# DATASET ROWS

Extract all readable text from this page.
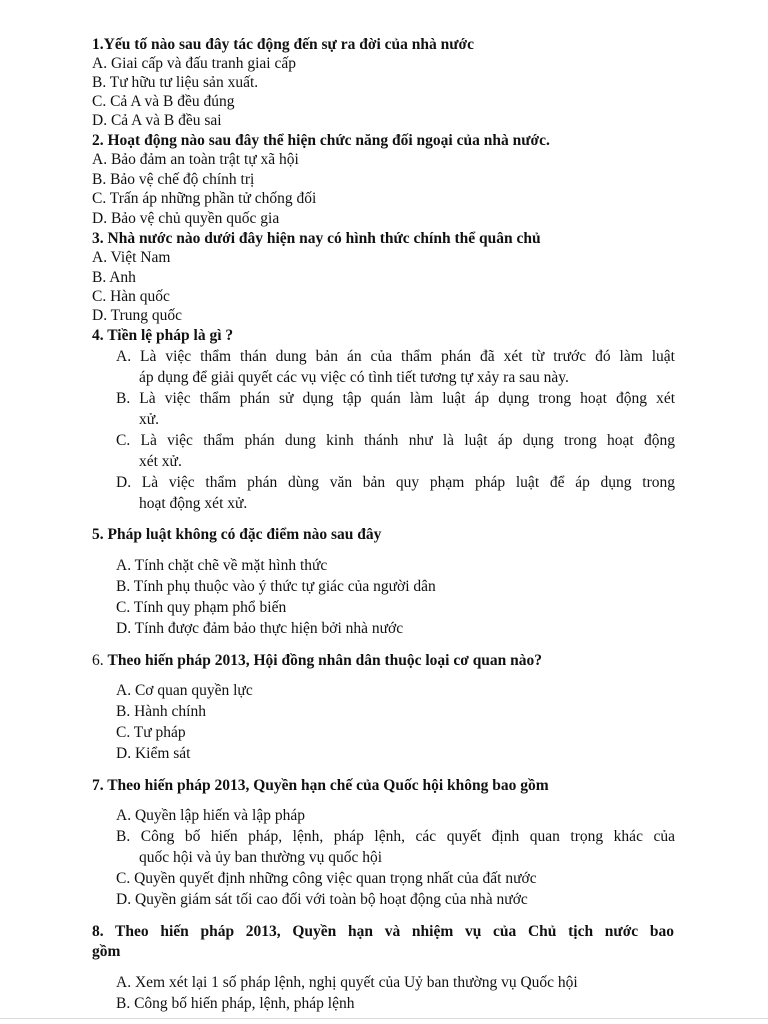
1.Yếu tố nào sau đây tác động đến sự ra đời của nhà nước
A. Giai cấp và đấu tranh giai cấp
B. Tư hữu tư liệu sản xuất.
C. Cả A và B đều đúng
D. Cả A và B đều sai
2. Hoạt động nào sau đây thể hiện chức năng đối ngoại của nhà nước.
A. Bảo đảm an toàn trật tự xã hội
B. Bảo vệ chế độ chính trị
C. Trấn áp những phần tử chống đối
D. Bảo vệ chủ quyền quốc gia
3. Nhà nước nào dưới đây hiện nay có hình thức chính thể quân chủ
A. Việt Nam
B. Anh
C. Hàn quốc
D. Trung quốc
4. Tiền lệ pháp là gì ?
A. Là việc thẩm thán dung bản án của thẩm phán đã xét từ trước đó làm luật
áp dụng để giải quyết các vụ việc có tình tiết tương tự xảy ra sau này.
B. Là việc thẩm phán sử dụng tập quán làm luật áp dụng trong hoạt động xét
xử.
C. Là việc thẩm phán dung kinh thánh như là luật áp dụng trong hoạt động
xét xử.
D. Là việc thẩm phán dùng văn bản quy phạm pháp luật để áp dụng trong
hoạt động xét xử.
5. Pháp luật không có đặc điểm nào sau đây
A. Tính chặt chẽ về mặt hình thức
B. Tính phụ thuộc vào ý thức tự giác của người dân
C. Tính quy phạm phổ biến
D. Tính được đảm bảo thực hiện bởi nhà nước
6. Theo hiến pháp 2013, Hội đồng nhân dân thuộc loại cơ quan nào?
A. Cơ quan quyền lực
B. Hành chính
C. Tư pháp
D. Kiểm sát
7. Theo hiến pháp 2013, Quyền hạn chế của Quốc hội không bao gồm
A. Quyền lập hiến và lập pháp
B. Công bố hiến pháp, lệnh, pháp lệnh, các quyết định quan trọng khác của
quốc hội và ủy ban thường vụ quốc hội
C. Quyền quyết định những công việc quan trọng nhất của đất nước
D. Quyền giám sát tối cao đối với toàn bộ hoạt động của nhà nước
8. Theo hiến pháp 2013, Quyền hạn và nhiệm vụ của Chủ tịch nước bao
gồm
A. Xem xét lại 1 số pháp lệnh, nghị quyết của Uỷ ban thường vụ Quốc hội
B. Công bố hiến pháp, lệnh, pháp lệnh
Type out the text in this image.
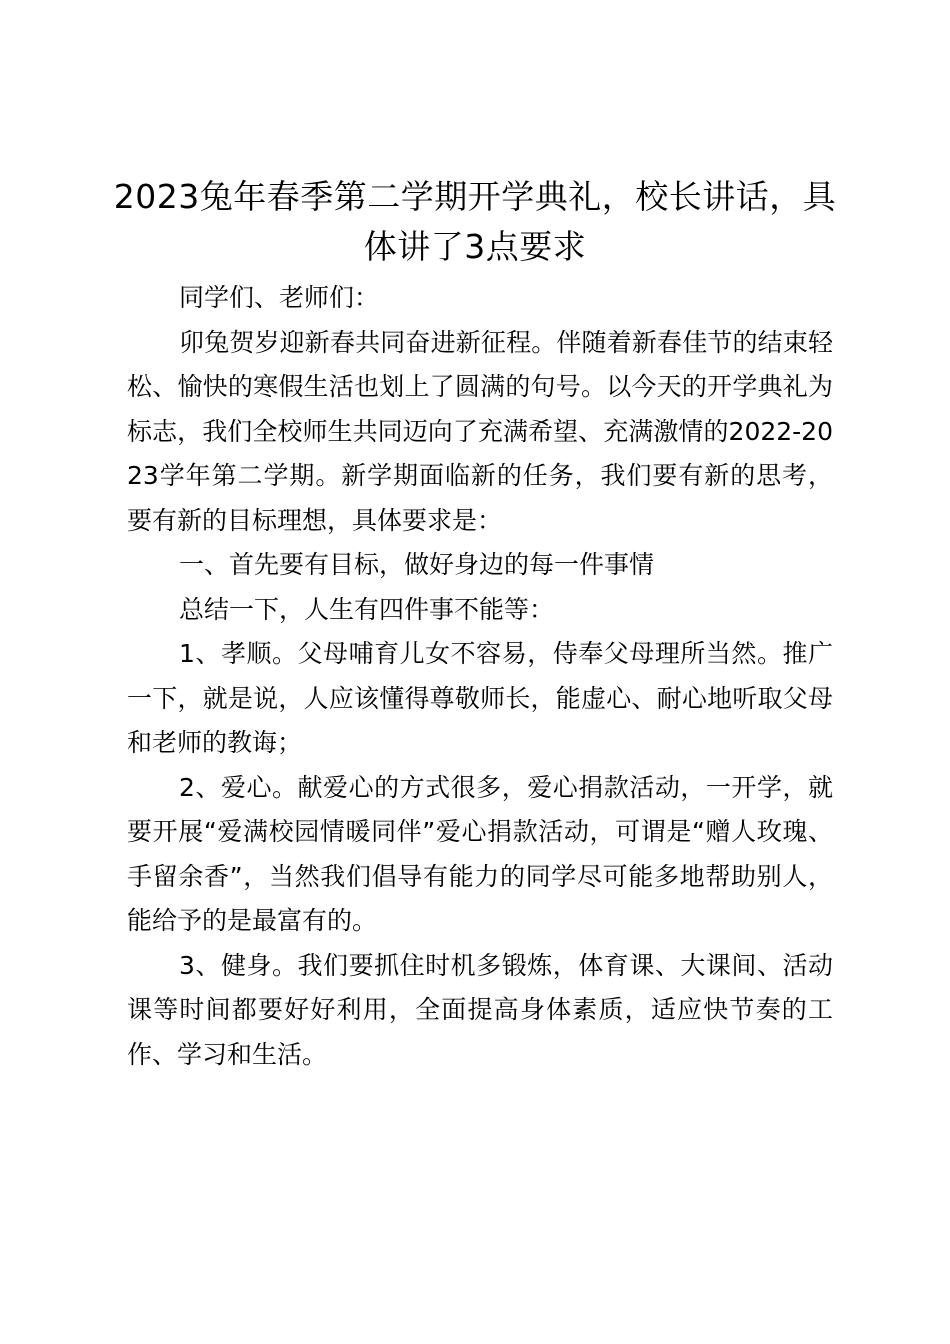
2023兔年春季第二学期开学典礼，校长讲话，具体讲了3点要求

同学们、老师们：

卯兔贺岁迎新春共同奋进新征程。伴随着新春佳节的结束轻松、愉快的寒假生活也划上了圆满的句号。以今天的开学典礼为标志，我们全校师生共同迈向了充满希望、充满激情的2022-2023学年第二学期。新学期面临新的任务，我们要有新的思考，要有新的目标理想，具体要求是：

一、首先要有目标，做好身边的每一件事情

总结一下，人生有四件事不能等：

1、孝顺。父母哺育儿女不容易，侍奉父母理所当然。推广一下，就是说，人应该懂得尊敬师长，能虚心、耐心地听取父母和老师的教诲；

2、爱心。献爱心的方式很多，爱心捐款活动，一开学，就要开展“爱满校园情暖同伴”爱心捐款活动，可谓是“赠人玫瑰、手留余香”，当然我们倡导有能力的同学尽可能多地帮助别人，能给予的是最富有的。

3、健身。我们要抓住时机多锻炼，体育课、大课间、活动课等时间都要好好利用，全面提高身体素质，适应快节奏的工作、学习和生活。
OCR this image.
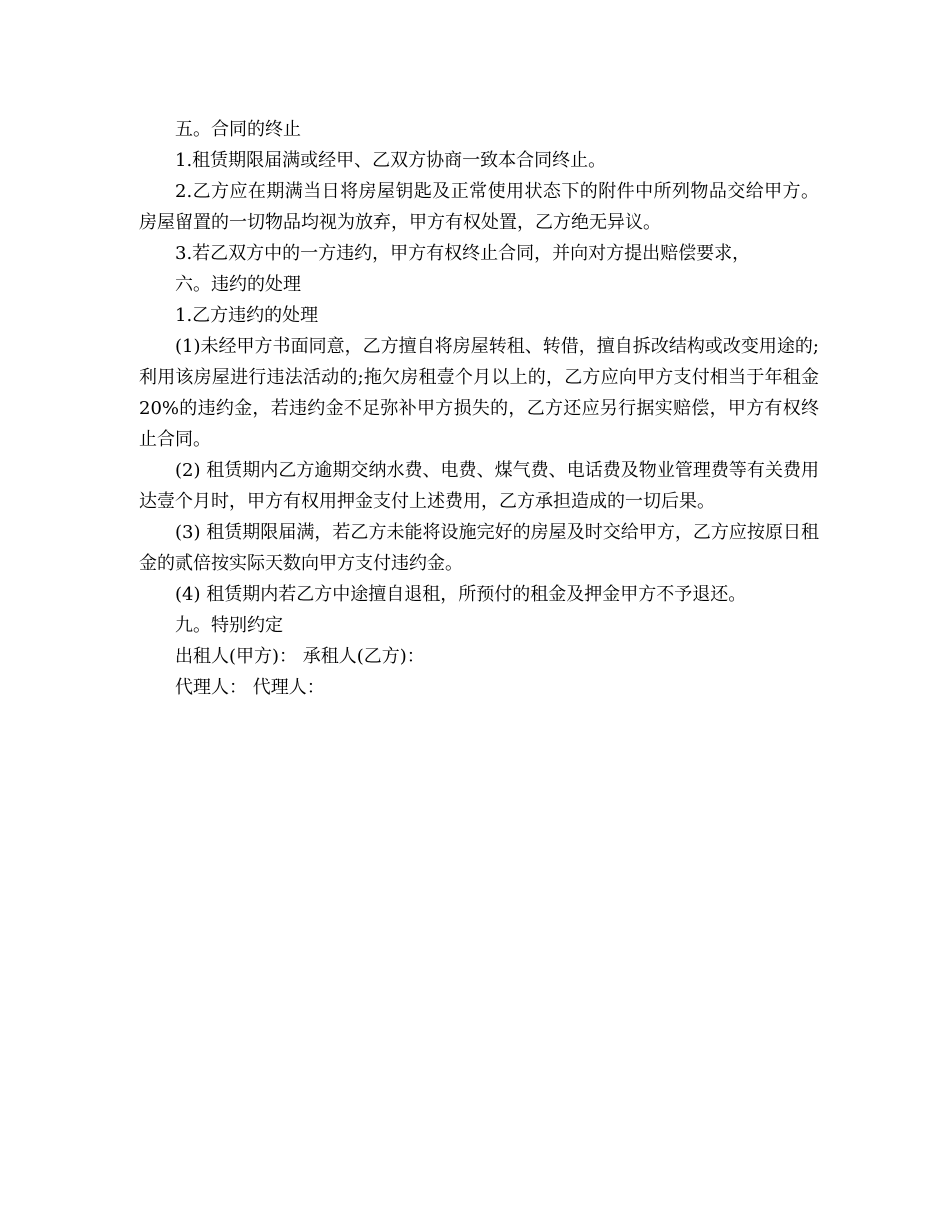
五。合同的终止

1.租赁期限届满或经甲、乙双方协商一致本合同终止。

2.乙方应在期满当日将房屋钥匙及正常使用状态下的附件中所列物品交给甲方。房屋留置的一切物品均视为放弃，甲方有权处置，乙方绝无异议。

3.若乙双方中的一方违约，甲方有权终止合同，并向对方提出赔偿要求，

六。违约的处理

1.乙方违约的处理

(1)未经甲方书面同意，乙方擅自将房屋转租、转借，擅自拆改结构或改变用途的;利用该房屋进行违法活动的;拖欠房租壹个月以上的，乙方应向甲方支付相当于年租金20%的违约金，若违约金不足弥补甲方损失的，乙方还应另行据实赔偿，甲方有权终止合同。

(2) 租赁期内乙方逾期交纳水费、电费、煤气费、电话费及物业管理费等有关费用达壹个月时，甲方有权用押金支付上述费用，乙方承担造成的一切后果。

(3) 租赁期限届满，若乙方未能将设施完好的房屋及时交给甲方，乙方应按原日租金的贰倍按实际天数向甲方支付违约金。

(4) 租赁期内若乙方中途擅自退租，所预付的租金及押金甲方不予退还。

九。特别约定

出租人(甲方)： 承租人(乙方)：

代理人： 代理人：
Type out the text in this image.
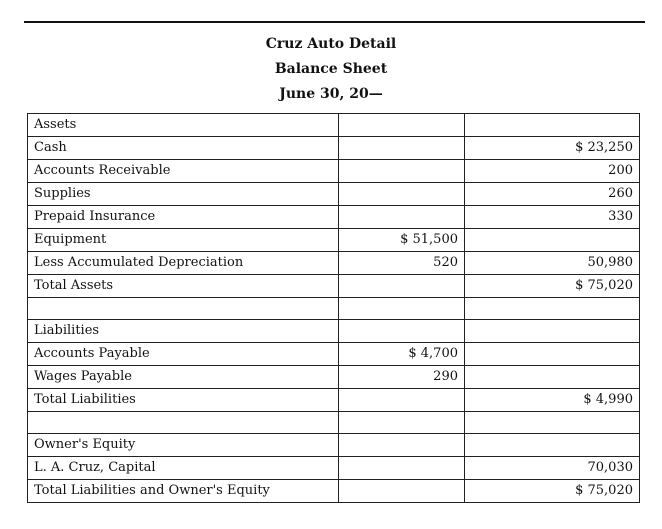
Cruz Auto Detail
Balance Sheet
June 30, 20—
Assets		
Cash		$ 23,250
Accounts Receivable		200
Supplies		260
Prepaid Insurance		330
Equipment	$ 51,500	
Less Accumulated Depreciation	520	50,980
Total Assets		$ 75,020

Liabilities		
Accounts Payable	$ 4,700	
Wages Payable	290	
Total Liabilities		$ 4,990

Owner's Equity		
L. A. Cruz, Capital		70,030
Total Liabilities and Owner's Equity		$ 75,020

# WHAT TO PRODUCE
The pictures should not appear in the copy; every other part of the records above must be returned exactly.

# WRITTEN ANSWER
Extract all readable text from this page.
1.Yếu tố nào sau đây tác động đến sự ra đời của nhà nước
A. Giai cấp và đấu tranh giai cấp
B. Tư hữu tư liệu sản xuất.
C. Cả A và B đều đúng
D. Cả A và B đều sai
2. Hoạt động nào sau đây thể hiện chức năng đối ngoại của nhà nước.
A. Bảo đảm an toàn trật tự xã hội
B. Bảo vệ chế độ chính trị
C. Trấn áp những phần tử chống đối
D. Bảo vệ chủ quyền quốc gia
3. Nhà nước nào dưới đây hiện nay có hình thức chính thể quân chủ
A. Việt Nam
B. Anh
C. Hàn quốc
D. Trung quốc
4. Tiền lệ pháp là gì ?
A. Là việc thẩm thán dung bản án của thẩm phán đã xét từ trước đó làm luật
áp dụng để giải quyết các vụ việc có tình tiết tương tự xảy ra sau này.
B. Là việc thẩm phán sử dụng tập quán làm luật áp dụng trong hoạt động xét
xử.
C. Là việc thẩm phán dung kinh thánh như là luật áp dụng trong hoạt động
xét xử.
D. Là việc thẩm phán dùng văn bản quy phạm pháp luật để áp dụng trong
hoạt động xét xử.
5. Pháp luật không có đặc điểm nào sau đây
A. Tính chặt chẽ về mặt hình thức
B. Tính phụ thuộc vào ý thức tự giác của người dân
C. Tính quy phạm phổ biến
D. Tính được đảm bảo thực hiện bởi nhà nước
6. Theo hiến pháp 2013, Hội đồng nhân dân thuộc loại cơ quan nào?
A. Cơ quan quyền lực
B. Hành chính
C. Tư pháp
D. Kiểm sát
7. Theo hiến pháp 2013, Quyền hạn chế của Quốc hội không bao gồm
A. Quyền lập hiến và lập pháp
B. Công bố hiến pháp, lệnh, pháp lệnh, các quyết định quan trọng khác của
quốc hội và ủy ban thường vụ quốc hội
C. Quyền quyết định những công việc quan trọng nhất của đất nước
D. Quyền giám sát tối cao đối với toàn bộ hoạt động của nhà nước
8. Theo hiến pháp 2013, Quyền hạn và nhiệm vụ của Chủ tịch nước bao
gồm
A. Xem xét lại 1 số pháp lệnh, nghị quyết của Uỷ ban thường vụ Quốc hội
B. Công bố hiến pháp, lệnh, pháp lệnh
Type out the text in this image.
2023兔年春季第二学期开学典礼，校长讲话，具体讲了3点要求

同学们、老师们：

卯兔贺岁迎新春共同奋进新征程。伴随着新春佳节的结束轻松、愉快的寒假生活也划上了圆满的句号。以今天的开学典礼为标志，我们全校师生共同迈向了充满希望、充满激情的2022-2023学年第二学期。新学期面临新的任务，我们要有新的思考，要有新的目标理想，具体要求是：

一、首先要有目标，做好身边的每一件事情

总结一下，人生有四件事不能等：

1、孝顺。父母哺育儿女不容易，侍奉父母理所当然。推广一下，就是说，人应该懂得尊敬师长，能虚心、耐心地听取父母和老师的教诲；

2、爱心。献爱心的方式很多，爱心捐款活动，一开学，就要开展“爱满校园情暖同伴”爱心捐款活动，可谓是“赠人玫瑰、手留余香”，当然我们倡导有能力的同学尽可能多地帮助别人，能给予的是最富有的。

3、健身。我们要抓住时机多锻炼，体育课、大课间、活动课等时间都要好好利用，全面提高身体素质，适应快节奏的工作、学习和生活。
OCR this image.
五。合同的终止

1.租赁期限届满或经甲、乙双方协商一致本合同终止。

2.乙方应在期满当日将房屋钥匙及正常使用状态下的附件中所列物品交给甲方。房屋留置的一切物品均视为放弃，甲方有权处置，乙方绝无异议。

3.若乙双方中的一方违约，甲方有权终止合同，并向对方提出赔偿要求，

六。违约的处理

1.乙方违约的处理

(1)未经甲方书面同意，乙方擅自将房屋转租、转借，擅自拆改结构或改变用途的;利用该房屋进行违法活动的;拖欠房租壹个月以上的，乙方应向甲方支付相当于年租金20%的违约金，若违约金不足弥补甲方损失的，乙方还应另行据实赔偿，甲方有权终止合同。

(2) 租赁期内乙方逾期交纳水费、电费、煤气费、电话费及物业管理费等有关费用达壹个月时，甲方有权用押金支付上述费用，乙方承担造成的一切后果。

(3) 租赁期限届满，若乙方未能将设施完好的房屋及时交给甲方，乙方应按原日租金的贰倍按实际天数向甲方支付违约金。

(4) 租赁期内若乙方中途擅自退租，所预付的租金及押金甲方不予退还。

九。特别约定

出租人(甲方)： 承租人(乙方)：

代理人： 代理人：
Type out the text in this image.
Cruz Auto Detail
Balance Sheet
June 30, 20—
Assets		
Cash		$ 23,250
Accounts Receivable		200
Supplies		260
Prepaid Insurance		330
Equipment	$ 51,500	
Less Accumulated Depreciation	520	50,980
Total Assets		$ 75,020

Liabilities		
Accounts Payable	$ 4,700	
Wages Payable	290	
Total Liabilities		$ 4,990

Owner's Equity		
L. A. Cruz, Capital		70,030
Total Liabilities and Owner's Equity		$ 75,020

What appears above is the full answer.